Pictures aside, write out every record exactly as it appears.

## Start DATA TO PROCESS

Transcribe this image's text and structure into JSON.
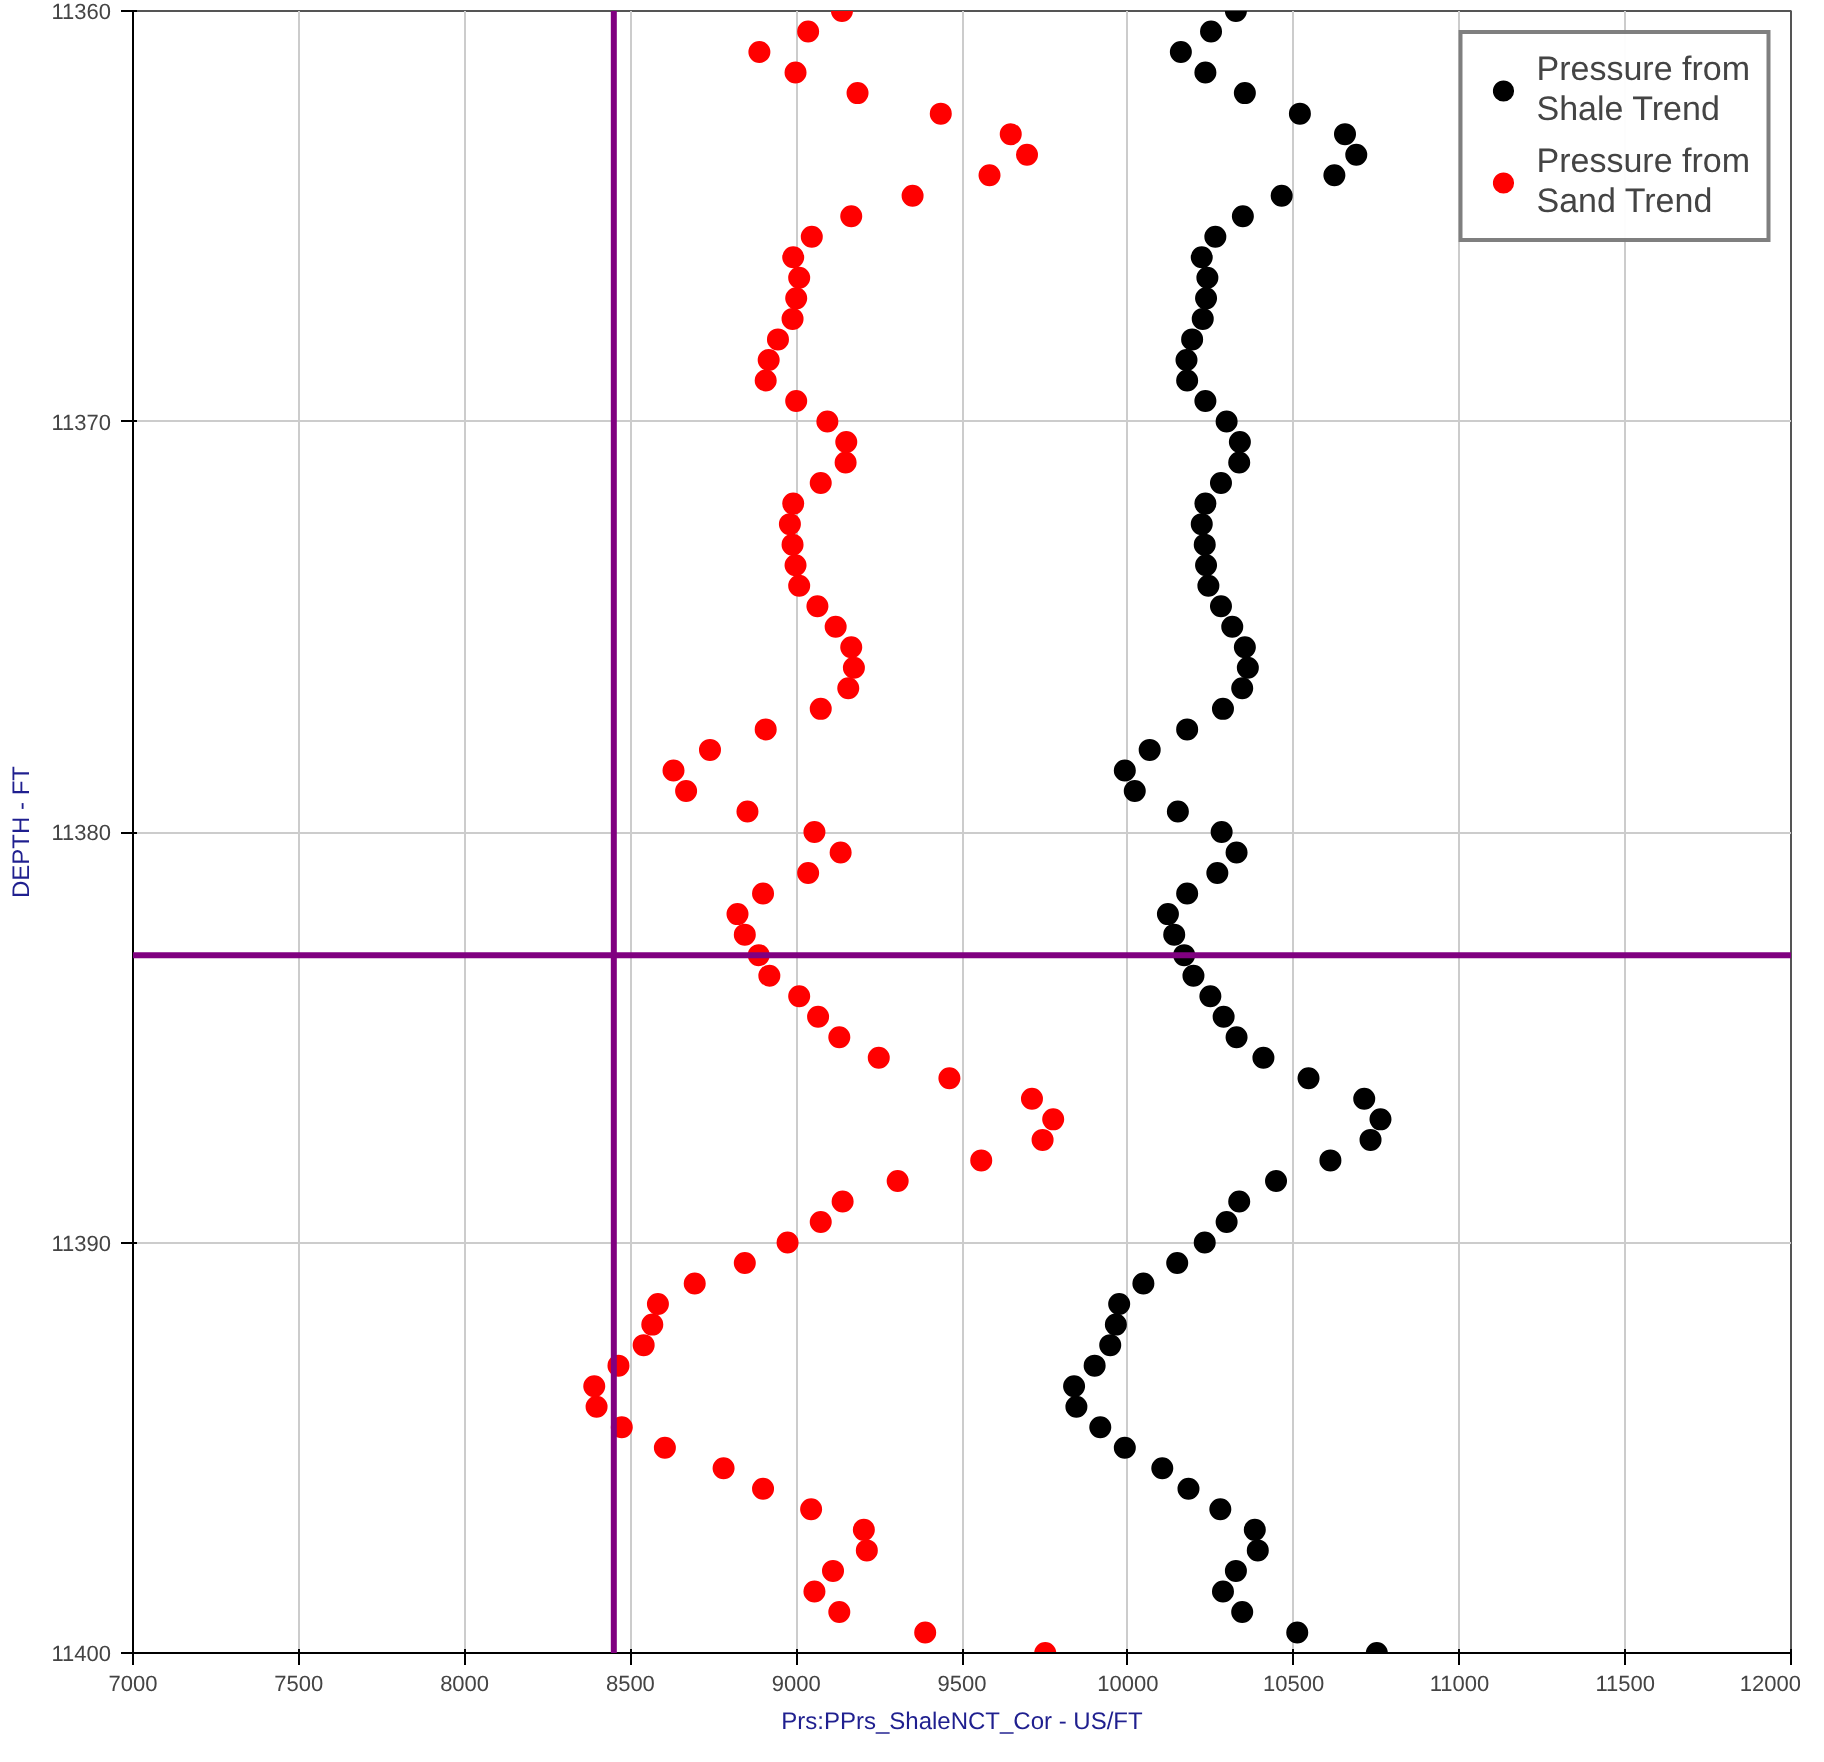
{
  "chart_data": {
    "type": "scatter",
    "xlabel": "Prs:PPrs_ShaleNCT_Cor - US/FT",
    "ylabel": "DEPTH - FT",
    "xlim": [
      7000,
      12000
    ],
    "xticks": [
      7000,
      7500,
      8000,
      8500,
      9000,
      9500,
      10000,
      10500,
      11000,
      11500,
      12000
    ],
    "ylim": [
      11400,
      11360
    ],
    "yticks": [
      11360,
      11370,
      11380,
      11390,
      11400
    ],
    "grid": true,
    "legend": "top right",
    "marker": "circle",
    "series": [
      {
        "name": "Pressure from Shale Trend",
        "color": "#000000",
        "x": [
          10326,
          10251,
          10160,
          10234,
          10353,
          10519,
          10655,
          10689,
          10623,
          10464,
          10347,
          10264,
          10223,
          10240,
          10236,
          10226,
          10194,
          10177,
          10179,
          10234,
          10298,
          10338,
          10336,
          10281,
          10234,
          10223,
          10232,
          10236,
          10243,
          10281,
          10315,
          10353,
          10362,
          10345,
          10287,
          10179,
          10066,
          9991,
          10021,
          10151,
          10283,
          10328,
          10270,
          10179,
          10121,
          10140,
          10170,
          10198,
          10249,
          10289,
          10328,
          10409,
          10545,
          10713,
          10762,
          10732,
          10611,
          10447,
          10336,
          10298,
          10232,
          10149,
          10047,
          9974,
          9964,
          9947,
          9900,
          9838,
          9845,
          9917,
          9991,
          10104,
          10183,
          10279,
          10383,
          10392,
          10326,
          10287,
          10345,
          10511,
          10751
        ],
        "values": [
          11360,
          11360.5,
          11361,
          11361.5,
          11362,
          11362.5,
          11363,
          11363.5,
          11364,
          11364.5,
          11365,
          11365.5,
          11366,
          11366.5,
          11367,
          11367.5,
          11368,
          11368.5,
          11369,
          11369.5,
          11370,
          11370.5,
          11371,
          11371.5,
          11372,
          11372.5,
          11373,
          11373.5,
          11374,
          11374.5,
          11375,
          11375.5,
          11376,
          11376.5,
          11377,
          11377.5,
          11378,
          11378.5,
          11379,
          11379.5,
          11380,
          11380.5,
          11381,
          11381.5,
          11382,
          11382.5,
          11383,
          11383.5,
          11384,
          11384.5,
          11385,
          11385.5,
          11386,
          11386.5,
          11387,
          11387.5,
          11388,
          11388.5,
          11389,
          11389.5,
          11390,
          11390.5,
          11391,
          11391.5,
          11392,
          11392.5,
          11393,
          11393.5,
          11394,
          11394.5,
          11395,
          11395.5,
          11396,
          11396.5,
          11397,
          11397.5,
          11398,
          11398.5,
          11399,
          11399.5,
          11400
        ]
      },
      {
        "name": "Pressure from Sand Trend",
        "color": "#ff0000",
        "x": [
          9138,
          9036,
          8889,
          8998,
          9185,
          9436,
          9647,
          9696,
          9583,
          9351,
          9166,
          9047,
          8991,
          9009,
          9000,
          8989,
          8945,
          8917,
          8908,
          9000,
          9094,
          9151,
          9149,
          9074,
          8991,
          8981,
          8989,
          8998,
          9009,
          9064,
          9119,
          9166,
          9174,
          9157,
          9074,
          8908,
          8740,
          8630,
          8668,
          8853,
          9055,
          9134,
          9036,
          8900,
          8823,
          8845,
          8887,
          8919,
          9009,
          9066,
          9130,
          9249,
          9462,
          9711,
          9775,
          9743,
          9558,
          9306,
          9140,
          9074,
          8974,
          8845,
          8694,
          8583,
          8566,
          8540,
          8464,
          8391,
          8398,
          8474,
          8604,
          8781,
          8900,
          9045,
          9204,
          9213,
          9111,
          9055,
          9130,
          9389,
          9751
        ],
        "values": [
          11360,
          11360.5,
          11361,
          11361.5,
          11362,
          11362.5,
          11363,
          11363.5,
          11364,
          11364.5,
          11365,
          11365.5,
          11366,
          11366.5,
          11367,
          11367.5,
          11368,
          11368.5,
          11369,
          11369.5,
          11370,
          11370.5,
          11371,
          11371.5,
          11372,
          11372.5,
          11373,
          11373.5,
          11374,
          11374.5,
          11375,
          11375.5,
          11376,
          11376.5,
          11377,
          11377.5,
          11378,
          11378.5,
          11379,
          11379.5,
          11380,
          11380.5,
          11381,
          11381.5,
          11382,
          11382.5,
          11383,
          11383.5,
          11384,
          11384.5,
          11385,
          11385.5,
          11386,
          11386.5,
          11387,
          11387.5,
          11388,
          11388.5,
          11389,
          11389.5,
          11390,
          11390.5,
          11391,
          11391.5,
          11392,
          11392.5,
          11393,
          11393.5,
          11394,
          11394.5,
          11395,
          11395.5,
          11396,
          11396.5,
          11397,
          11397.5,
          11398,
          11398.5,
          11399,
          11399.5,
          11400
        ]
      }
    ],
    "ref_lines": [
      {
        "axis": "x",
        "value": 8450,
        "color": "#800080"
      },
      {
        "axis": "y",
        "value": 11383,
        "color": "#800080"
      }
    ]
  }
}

## End DATA TO PROCESS

■ WRITTEN SOLUTION:
Transcribe this image's text and structure into JSON.
{
  "chart_data": {
    "type": "scatter",
    "xlabel": "Prs:PPrs_ShaleNCT_Cor - US/FT",
    "ylabel": "DEPTH - FT",
    "xlim": [
      7000,
      12000
    ],
    "xticks": [
      7000,
      7500,
      8000,
      8500,
      9000,
      9500,
      10000,
      10500,
      11000,
      11500,
      12000
    ],
    "ylim": [
      11400,
      11360
    ],
    "yticks": [
      11360,
      11370,
      11380,
      11390,
      11400
    ],
    "grid": true,
    "legend": "top right",
    "marker": "circle",
    "series": [
      {
        "name": "Pressure from Shale Trend",
        "color": "#000000",
        "x": [
          10326,
          10251,
          10160,
          10234,
          10353,
          10519,
          10655,
          10689,
          10623,
          10464,
          10347,
          10264,
          10223,
          10240,
          10236,
          10226,
          10194,
          10177,
          10179,
          10234,
          10298,
          10338,
          10336,
          10281,
          10234,
          10223,
          10232,
          10236,
          10243,
          10281,
          10315,
          10353,
          10362,
          10345,
          10287,
          10179,
          10066,
          9991,
          10021,
          10151,
          10283,
          10328,
          10270,
          10179,
          10121,
          10140,
          10170,
          10198,
          10249,
          10289,
          10328,
          10409,
          10545,
          10713,
          10762,
          10732,
          10611,
          10447,
          10336,
          10298,
          10232,
          10149,
          10047,
          9974,
          9964,
          9947,
          9900,
          9838,
          9845,
          9917,
          9991,
          10104,
          10183,
          10279,
          10383,
          10392,
          10326,
          10287,
          10345,
          10511,
          10751
        ],
        "values": [
          11360,
          11360.5,
          11361,
          11361.5,
          11362,
          11362.5,
          11363,
          11363.5,
          11364,
          11364.5,
          11365,
          11365.5,
          11366,
          11366.5,
          11367,
          11367.5,
          11368,
          11368.5,
          11369,
          11369.5,
          11370,
          11370.5,
          11371,
          11371.5,
          11372,
          11372.5,
          11373,
          11373.5,
          11374,
          11374.5,
          11375,
          11375.5,
          11376,
          11376.5,
          11377,
          11377.5,
          11378,
          11378.5,
          11379,
          11379.5,
          11380,
          11380.5,
          11381,
          11381.5,
          11382,
          11382.5,
          11383,
          11383.5,
          11384,
          11384.5,
          11385,
          11385.5,
          11386,
          11386.5,
          11387,
          11387.5,
          11388,
          11388.5,
          11389,
          11389.5,
          11390,
          11390.5,
          11391,
          11391.5,
          11392,
          11392.5,
          11393,
          11393.5,
          11394,
          11394.5,
          11395,
          11395.5,
          11396,
          11396.5,
          11397,
          11397.5,
          11398,
          11398.5,
          11399,
          11399.5,
          11400
        ]
      },
      {
        "name": "Pressure from Sand Trend",
        "color": "#ff0000",
        "x": [
          9138,
          9036,
          8889,
          8998,
          9185,
          9436,
          9647,
          9696,
          9583,
          9351,
          9166,
          9047,
          8991,
          9009,
          9000,
          8989,
          8945,
          8917,
          8908,
          9000,
          9094,
          9151,
          9149,
          9074,
          8991,
          8981,
          8989,
          8998,
          9009,
          9064,
          9119,
          9166,
          9174,
          9157,
          9074,
          8908,
          8740,
          8630,
          8668,
          8853,
          9055,
          9134,
          9036,
          8900,
          8823,
          8845,
          8887,
          8919,
          9009,
          9066,
          9130,
          9249,
          9462,
          9711,
          9775,
          9743,
          9558,
          9306,
          9140,
          9074,
          8974,
          8845,
          8694,
          8583,
          8566,
          8540,
          8464,
          8391,
          8398,
          8474,
          8604,
          8781,
          8900,
          9045,
          9204,
          9213,
          9111,
          9055,
          9130,
          9389,
          9751
        ],
        "values": [
          11360,
          11360.5,
          11361,
          11361.5,
          11362,
          11362.5,
          11363,
          11363.5,
          11364,
          11364.5,
          11365,
          11365.5,
          11366,
          11366.5,
          11367,
          11367.5,
          11368,
          11368.5,
          11369,
          11369.5,
          11370,
          11370.5,
          11371,
          11371.5,
          11372,
          11372.5,
          11373,
          11373.5,
          11374,
          11374.5,
          11375,
          11375.5,
          11376,
          11376.5,
          11377,
          11377.5,
          11378,
          11378.5,
          11379,
          11379.5,
          11380,
          11380.5,
          11381,
          11381.5,
          11382,
          11382.5,
          11383,
          11383.5,
          11384,
          11384.5,
          11385,
          11385.5,
          11386,
          11386.5,
          11387,
          11387.5,
          11388,
          11388.5,
          11389,
          11389.5,
          11390,
          11390.5,
          11391,
          11391.5,
          11392,
          11392.5,
          11393,
          11393.5,
          11394,
          11394.5,
          11395,
          11395.5,
          11396,
          11396.5,
          11397,
          11397.5,
          11398,
          11398.5,
          11399,
          11399.5,
          11400
        ]
      }
    ],
    "ref_lines": [
      {
        "axis": "x",
        "value": 8450,
        "color": "#800080"
      },
      {
        "axis": "y",
        "value": 11383,
        "color": "#800080"
      }
    ]
  }
}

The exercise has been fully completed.